## start

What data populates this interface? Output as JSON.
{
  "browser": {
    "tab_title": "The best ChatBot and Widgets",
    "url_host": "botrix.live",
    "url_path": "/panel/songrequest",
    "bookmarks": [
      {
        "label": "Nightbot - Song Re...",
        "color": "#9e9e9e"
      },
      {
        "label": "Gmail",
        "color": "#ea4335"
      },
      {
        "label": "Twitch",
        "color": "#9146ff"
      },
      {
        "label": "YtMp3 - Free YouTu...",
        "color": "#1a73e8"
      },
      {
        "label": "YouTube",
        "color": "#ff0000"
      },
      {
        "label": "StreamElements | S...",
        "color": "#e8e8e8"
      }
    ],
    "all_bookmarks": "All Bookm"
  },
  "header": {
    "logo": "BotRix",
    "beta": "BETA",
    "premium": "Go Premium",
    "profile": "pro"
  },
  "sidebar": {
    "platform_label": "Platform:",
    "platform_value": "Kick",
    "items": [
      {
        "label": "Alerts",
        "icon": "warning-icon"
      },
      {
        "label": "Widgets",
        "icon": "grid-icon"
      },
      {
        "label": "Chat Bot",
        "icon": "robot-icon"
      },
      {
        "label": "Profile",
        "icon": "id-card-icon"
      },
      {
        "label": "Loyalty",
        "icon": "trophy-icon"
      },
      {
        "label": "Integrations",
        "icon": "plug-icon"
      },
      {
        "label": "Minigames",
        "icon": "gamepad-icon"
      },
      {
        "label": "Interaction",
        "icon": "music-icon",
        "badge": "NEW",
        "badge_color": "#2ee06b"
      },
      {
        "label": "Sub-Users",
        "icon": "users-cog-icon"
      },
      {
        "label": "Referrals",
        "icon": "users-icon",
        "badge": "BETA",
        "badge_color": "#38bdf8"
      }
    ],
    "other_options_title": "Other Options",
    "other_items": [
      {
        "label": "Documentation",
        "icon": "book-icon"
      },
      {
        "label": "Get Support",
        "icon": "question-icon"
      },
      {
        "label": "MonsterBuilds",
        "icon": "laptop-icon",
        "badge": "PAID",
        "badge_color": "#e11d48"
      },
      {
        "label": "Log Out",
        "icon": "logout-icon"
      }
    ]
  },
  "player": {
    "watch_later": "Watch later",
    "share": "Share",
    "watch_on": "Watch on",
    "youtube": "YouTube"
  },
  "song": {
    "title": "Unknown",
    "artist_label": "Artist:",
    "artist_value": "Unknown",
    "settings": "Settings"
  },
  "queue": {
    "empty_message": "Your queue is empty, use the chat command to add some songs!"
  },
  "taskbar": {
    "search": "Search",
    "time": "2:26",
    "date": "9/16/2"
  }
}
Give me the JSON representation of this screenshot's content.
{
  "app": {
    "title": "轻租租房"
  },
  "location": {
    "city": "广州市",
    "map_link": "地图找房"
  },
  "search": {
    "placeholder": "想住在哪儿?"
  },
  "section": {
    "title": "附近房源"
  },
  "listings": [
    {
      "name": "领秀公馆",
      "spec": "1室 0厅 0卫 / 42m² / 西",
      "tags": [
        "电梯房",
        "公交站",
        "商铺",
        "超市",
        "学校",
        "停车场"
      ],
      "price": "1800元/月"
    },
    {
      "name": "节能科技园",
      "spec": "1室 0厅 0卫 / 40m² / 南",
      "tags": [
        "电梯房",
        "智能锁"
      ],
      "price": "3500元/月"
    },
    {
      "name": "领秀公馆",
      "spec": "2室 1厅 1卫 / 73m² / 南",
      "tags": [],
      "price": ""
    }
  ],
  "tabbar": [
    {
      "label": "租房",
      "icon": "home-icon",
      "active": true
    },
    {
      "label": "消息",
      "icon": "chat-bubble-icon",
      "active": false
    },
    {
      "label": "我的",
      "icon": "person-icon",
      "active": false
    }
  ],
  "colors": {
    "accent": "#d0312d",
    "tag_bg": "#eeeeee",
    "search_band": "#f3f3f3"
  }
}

## end

In the entries above, find every line with the word "Widgets" and list it.

    "tab_title": "The best ChatBot and Widgets",
        "label": "Widgets",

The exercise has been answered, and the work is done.